Exercise instructions:
Transcribe every entry word for word. Skip the pictures.

Data provided:
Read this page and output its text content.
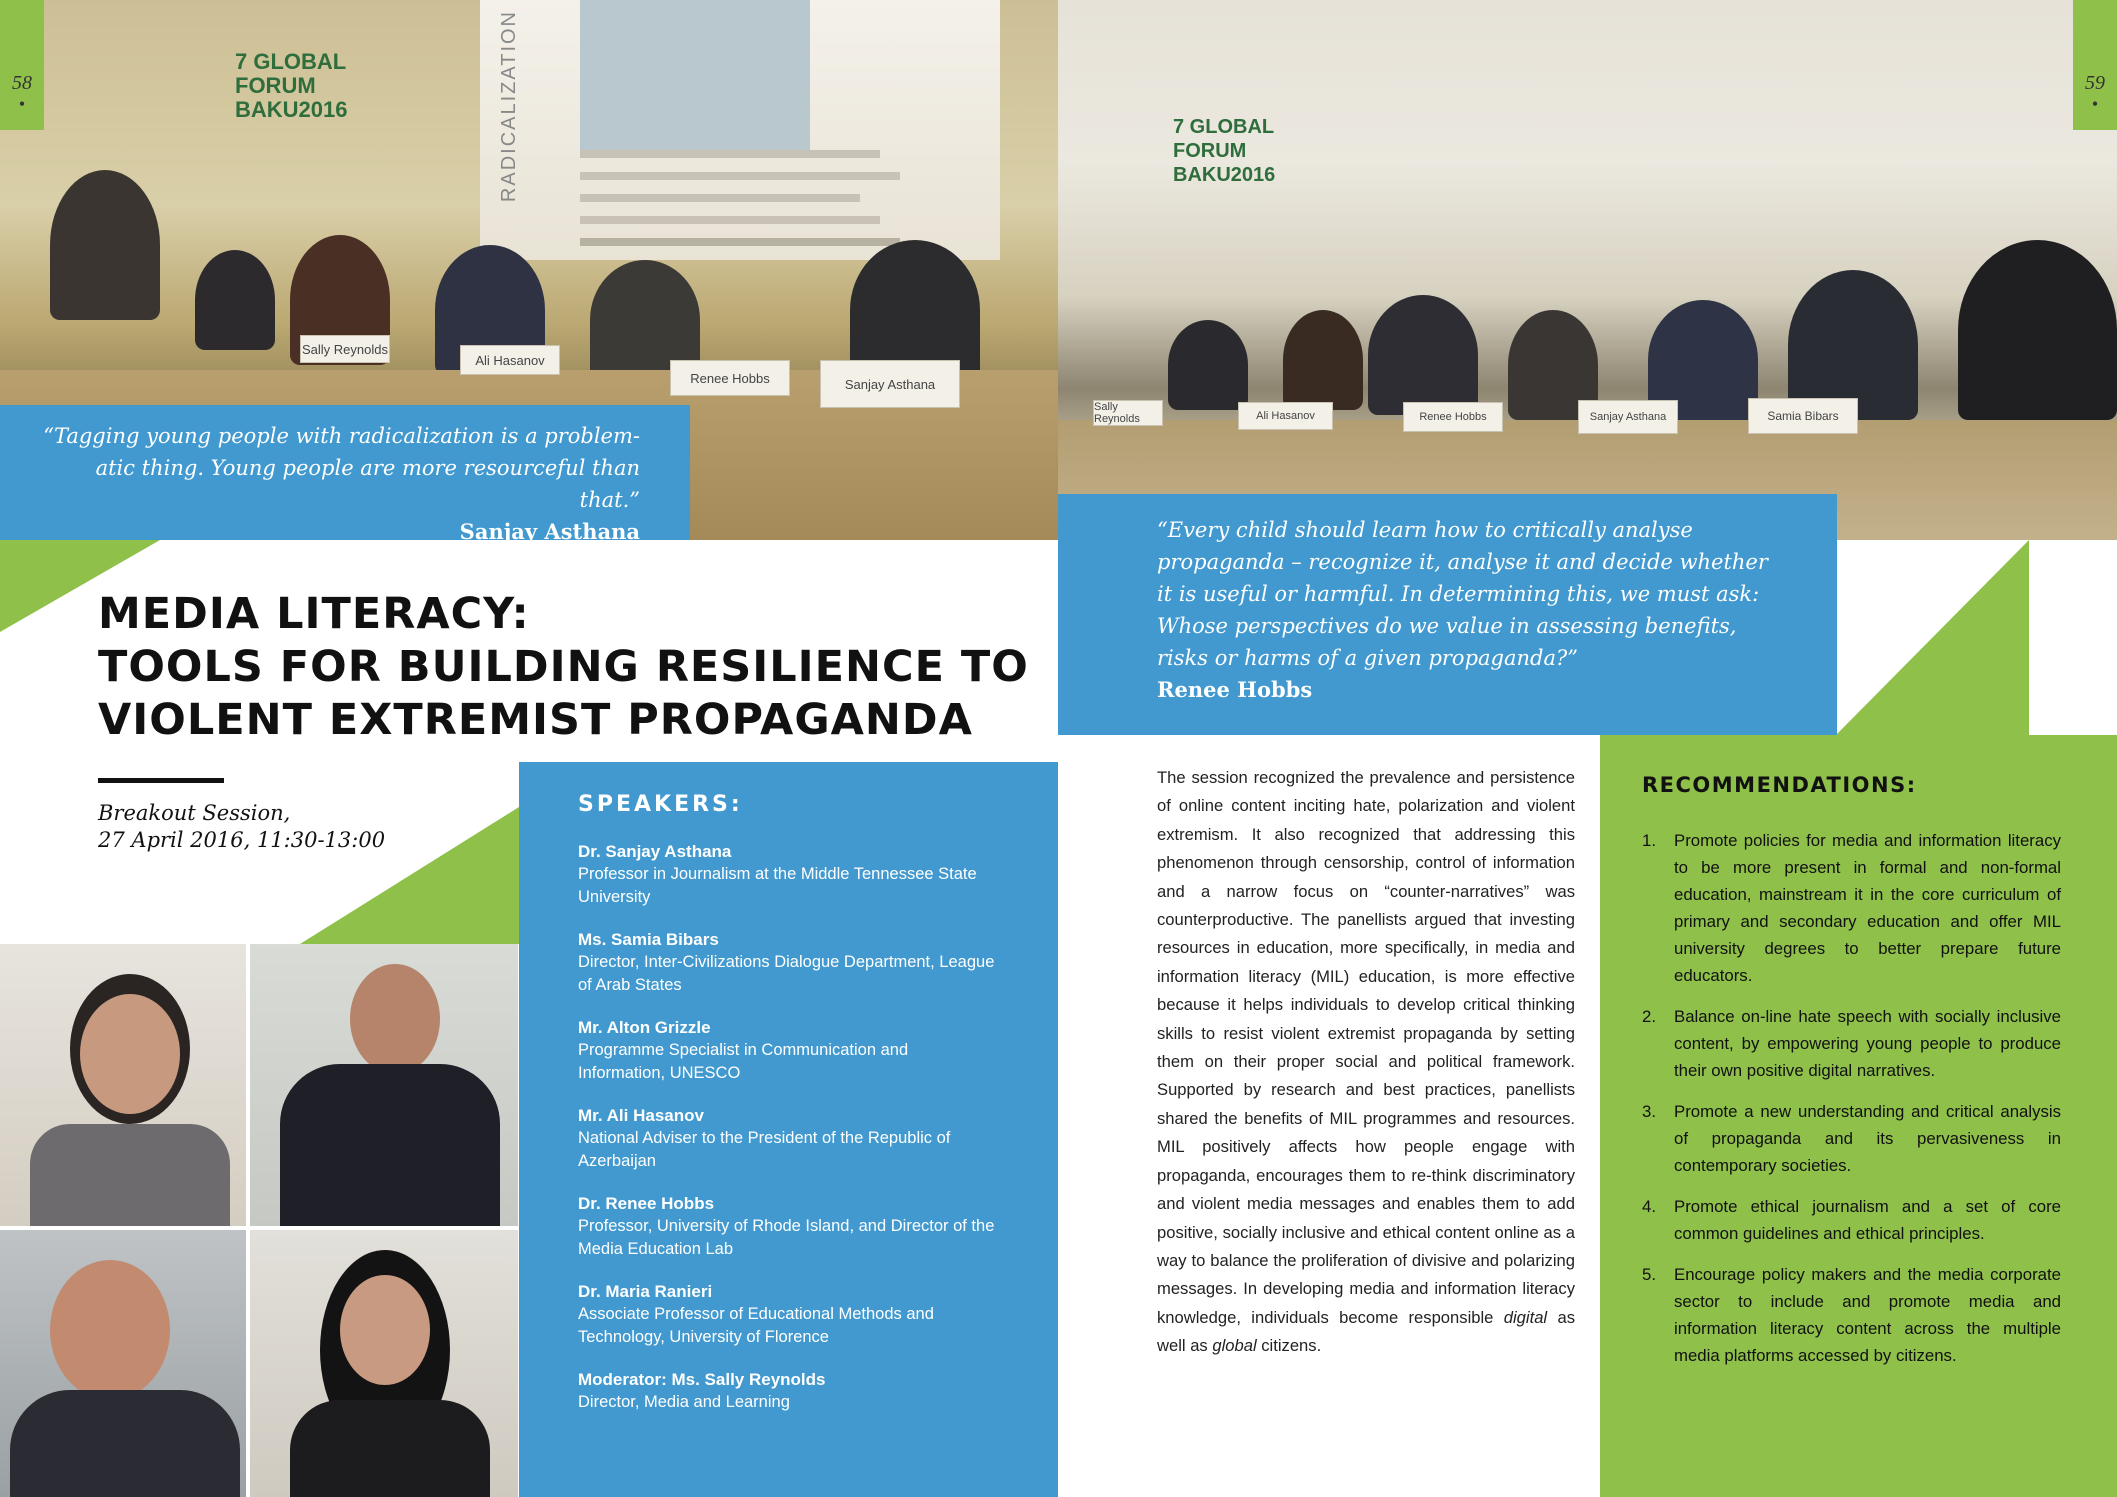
RADICALIZATION
7 GLOBAL FORUM BAKU2016
Sally Reynolds
Ali Hasanov
Renee Hobbs	Sanjay Asthana
7 GLOBAL FORUM BAKU2016
Sally Reynolds	Ali Hasanov	Renee Hobbs	Sanjay Asthana	Samia Bibars
58
•
59
•
“Tagging young people with radicalization is a problem-atic thing. Young people are more resourceful than that.”
Sanjay Asthana	“Every child should learn how to critically analyse propaganda – recognize it, analyse it and decide whether it is useful or harmful. In determining this, we must ask: Whose perspectives do we value in assessing benefits, risks or harms of a given propaganda?”
Renee Hobbs
MEDIA LITERACY:
TOOLS FOR BUILDING RESILIENCE TO
VIOLENT EXTREMIST PROPAGANDA
Breakout Session,
27 April 2016, 11:30-13:00
SPEAKERS:
Dr. Sanjay Asthana
Professor in Journalism at the Middle Tennessee State University
Ms. Samia Bibars
Director, Inter-Civilizations Dialogue Department, League of Arab States
Mr. Alton Grizzle
Programme Specialist in Communication and Information, UNESCO
Mr. Ali Hasanov
National Adviser to the President of the Republic of Azerbaijan
Dr. Renee Hobbs
Professor, University of Rhode Island, and Director of the Media Education Lab
Dr. Maria Ranieri
Associate Professor of Educational Methods and Technology, University of Florence
Moderator: Ms. Sally Reynolds
Director, Media and Learning
The session recognized the prevalence and persistence of online content inciting hate, polarization and violent extremism. It also recognized that addressing this phenomenon through censorship, control of information and a narrow focus on “counter-narratives” was counterproductive. The panellists argued that investing resources in education, more specifically, in media and information literacy (MIL) education, is more effective because it helps individuals to develop critical thinking skills to resist violent extremist propaganda by setting them on their proper social and political framework. Supported by research and best practices, panellists shared the benefits of MIL programmes and resources. MIL positively affects how people engage with propaganda, encourages them to re-think discriminatory and violent media messages and enables them to add positive, socially inclusive and ethical content online as a way to balance the proliferation of divisive and polarizing messages. In developing media and information literacy knowledge, individuals become responsible digital as well as global citizens.
RECOMMENDATIONS:
1.	Promote policies for media and information literacy to be more present in formal and non-formal education, mainstream it in the core curriculum of primary and secondary education and offer MIL university degrees to better prepare future educators.
2.	Balance on-line hate speech with socially inclusive content, by empowering young people to produce their own positive digital narratives.
3.	Promote a new understanding and critical analysis of propaganda and its pervasiveness in contemporary societies.
4.	Promote ethical journalism and a set of core common guidelines and ethical principles.
5.	Encourage policy makers and the media corporate sector to include and promote media and information literacy content across the multiple media platforms accessed by citizens.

Completed task:
Read this page and output its text content.
RADICALIZATION
7 GLOBAL FORUM BAKU2016
Sally Reynolds
Ali Hasanov
Renee Hobbs	Sanjay Asthana
7 GLOBAL FORUM BAKU2016
Sally Reynolds	Ali Hasanov	Renee Hobbs	Sanjay Asthana	Samia Bibars
58
•
59
•
“Tagging young people with radicalization is a problem-atic thing. Young people are more resourceful than that.”
Sanjay Asthana	“Every child should learn how to critically analyse propaganda – recognize it, analyse it and decide whether it is useful or harmful. In determining this, we must ask: Whose perspectives do we value in assessing benefits, risks or harms of a given propaganda?”
Renee Hobbs
MEDIA LITERACY:
TOOLS FOR BUILDING RESILIENCE TO
VIOLENT EXTREMIST PROPAGANDA
Breakout Session,
27 April 2016, 11:30-13:00
SPEAKERS:
Dr. Sanjay Asthana
Professor in Journalism at the Middle Tennessee State University
Ms. Samia Bibars
Director, Inter-Civilizations Dialogue Department, League of Arab States
Mr. Alton Grizzle
Programme Specialist in Communication and Information, UNESCO
Mr. Ali Hasanov
National Adviser to the President of the Republic of Azerbaijan
Dr. Renee Hobbs
Professor, University of Rhode Island, and Director of the Media Education Lab
Dr. Maria Ranieri
Associate Professor of Educational Methods and Technology, University of Florence
Moderator: Ms. Sally Reynolds
Director, Media and Learning
The session recognized the prevalence and persistence of online content inciting hate, polarization and violent extremism. It also recognized that addressing this phenomenon through censorship, control of information and a narrow focus on “counter-narratives” was counterproductive. The panellists argued that investing resources in education, more specifically, in media and information literacy (MIL) education, is more effective because it helps individuals to develop critical thinking skills to resist violent extremist propaganda by setting them on their proper social and political framework. Supported by research and best practices, panellists shared the benefits of MIL programmes and resources. MIL positively affects how people engage with propaganda, encourages them to re-think discriminatory and violent media messages and enables them to add positive, socially inclusive and ethical content online as a way to balance the proliferation of divisive and polarizing messages. In developing media and information literacy knowledge, individuals become responsible digital as well as global citizens.
RECOMMENDATIONS:
1.	Promote policies for media and information literacy to be more present in formal and non-formal education, mainstream it in the core curriculum of primary and secondary education and offer MIL university degrees to better prepare future educators.
2.	Balance on-line hate speech with socially inclusive content, by empowering young people to produce their own positive digital narratives.
3.	Promote a new understanding and critical analysis of propaganda and its pervasiveness in contemporary societies.
4.	Promote ethical journalism and a set of core common guidelines and ethical principles.
5.	Encourage policy makers and the media corporate sector to include and promote media and information literacy content across the multiple media platforms accessed by citizens.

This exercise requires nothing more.